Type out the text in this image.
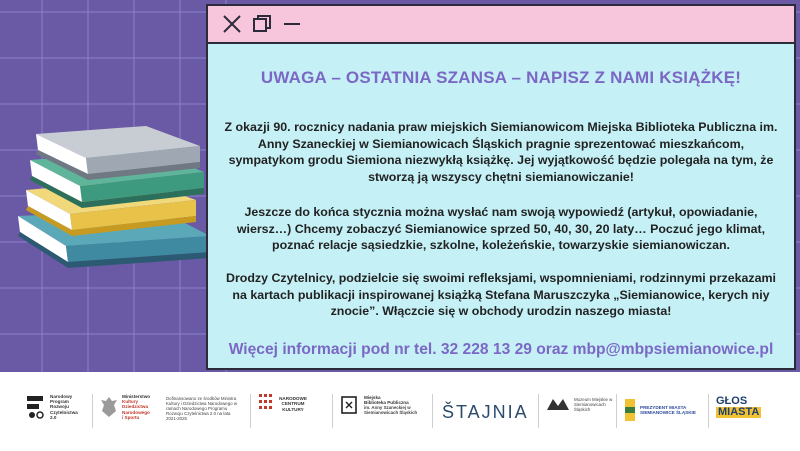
UWAGA – OSTATNIA SZANSA – NAPISZ Z NAMI KSIĄŻKĘ!
Z okazji 90. rocznicy nadania praw miejskich Siemianowicom Miejska Biblioteka Publiczna im. Anny Szaneckiej w Siemianowicach Śląskich pragnie sprezentować mieszkańcom, sympatykom grodu Siemiona niezwykłą książkę. Jej wyjątkowość będzie polegała na tym, że stworzą ją wszyscy chętni siemianowiczanie!
Jeszcze do końca stycznia można wysłać nam swoją wypowiedź (artykuł, opowiadanie, wiersz…) Chcemy zobaczyć Siemianowice sprzed 50, 40, 30, 20 laty… Poczuć jego klimat, poznać relacje sąsiedzkie, szkolne, koleżeńskie, towarzyskie siemianowiczan.
Drodzy Czytelnicy, podzielcie się swoimi refleksjami, wspomnieniami, rodzinnymi przekazami na kartach publikacji inspirowanej książką Stefana Maruszczyka „Siemianowice, kerych niy znocie”. Włączcie się w obchody urodzin naszego miasta!
Więcej informacji pod nr tel. 32 228 13 29 oraz mbp@mbpsiemianowice.pl
Narodowy Program Rozwoju Czytelnictwa 2.0
Ministerstwo
Kultury
Dziedzictwa Narodowego
i Sportu
Dofinansowano ze środków Ministra Kultury i Dziedzictwa Narodowego w ramach Narodowego Programu Rozwoju Czytelnictwa 2.0 na lata 2021-2025
NARODOWE CENTRUM KULTURY
Miejska
Biblioteka Publiczna
im. Anny Szaneckiej w Siemianowicach Śląskich	ŠTAJNIA
Muzeum Miejskie w Siemianowicach Śląskich	PREZYDENT MIASTA
SIEMIANOWICE ŚLĄSKIE
GŁOS
MIASTA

────────────────

◆ Requirements:
From the records above, how many lines include the word "Siemianowicach"? Only the number is wanted.

◆ Written solution:
3